Work to be completed — For every line in the records that has the word "active", make a copy.

(Dataset records)

--------

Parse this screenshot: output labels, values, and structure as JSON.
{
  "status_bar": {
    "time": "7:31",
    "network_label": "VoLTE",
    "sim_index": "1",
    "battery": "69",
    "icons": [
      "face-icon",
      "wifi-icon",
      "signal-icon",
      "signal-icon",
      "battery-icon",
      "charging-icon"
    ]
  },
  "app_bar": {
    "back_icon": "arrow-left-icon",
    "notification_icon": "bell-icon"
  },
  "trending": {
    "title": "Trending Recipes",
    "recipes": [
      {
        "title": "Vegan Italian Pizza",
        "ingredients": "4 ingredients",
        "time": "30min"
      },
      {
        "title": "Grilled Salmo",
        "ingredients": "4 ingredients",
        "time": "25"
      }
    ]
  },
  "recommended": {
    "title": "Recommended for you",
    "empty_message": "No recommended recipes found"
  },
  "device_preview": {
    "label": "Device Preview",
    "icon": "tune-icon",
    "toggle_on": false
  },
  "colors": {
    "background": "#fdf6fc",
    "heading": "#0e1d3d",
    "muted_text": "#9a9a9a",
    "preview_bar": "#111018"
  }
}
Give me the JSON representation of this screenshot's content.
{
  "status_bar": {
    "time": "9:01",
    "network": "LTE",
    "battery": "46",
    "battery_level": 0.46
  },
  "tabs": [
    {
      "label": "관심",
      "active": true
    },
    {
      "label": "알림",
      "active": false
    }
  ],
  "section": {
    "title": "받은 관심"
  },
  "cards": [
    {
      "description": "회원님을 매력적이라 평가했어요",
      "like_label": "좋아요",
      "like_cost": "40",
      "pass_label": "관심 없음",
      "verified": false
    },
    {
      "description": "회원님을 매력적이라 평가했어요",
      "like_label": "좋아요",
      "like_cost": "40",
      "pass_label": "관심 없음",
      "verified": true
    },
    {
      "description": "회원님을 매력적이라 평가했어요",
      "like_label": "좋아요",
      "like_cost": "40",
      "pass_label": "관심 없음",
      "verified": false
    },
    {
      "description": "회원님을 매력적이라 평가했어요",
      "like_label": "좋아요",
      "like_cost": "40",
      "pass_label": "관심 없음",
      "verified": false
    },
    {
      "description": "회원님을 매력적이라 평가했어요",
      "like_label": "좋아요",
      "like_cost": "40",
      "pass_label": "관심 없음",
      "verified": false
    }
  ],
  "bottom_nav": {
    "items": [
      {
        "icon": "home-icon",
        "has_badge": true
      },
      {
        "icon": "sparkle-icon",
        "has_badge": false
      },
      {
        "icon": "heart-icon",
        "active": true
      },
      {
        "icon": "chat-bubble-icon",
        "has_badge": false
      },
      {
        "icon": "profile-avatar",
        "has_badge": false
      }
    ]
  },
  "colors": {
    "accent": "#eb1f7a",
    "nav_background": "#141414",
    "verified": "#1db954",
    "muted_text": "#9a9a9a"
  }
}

--------

Complete response —
      "active": true
      "active": false
        "active": true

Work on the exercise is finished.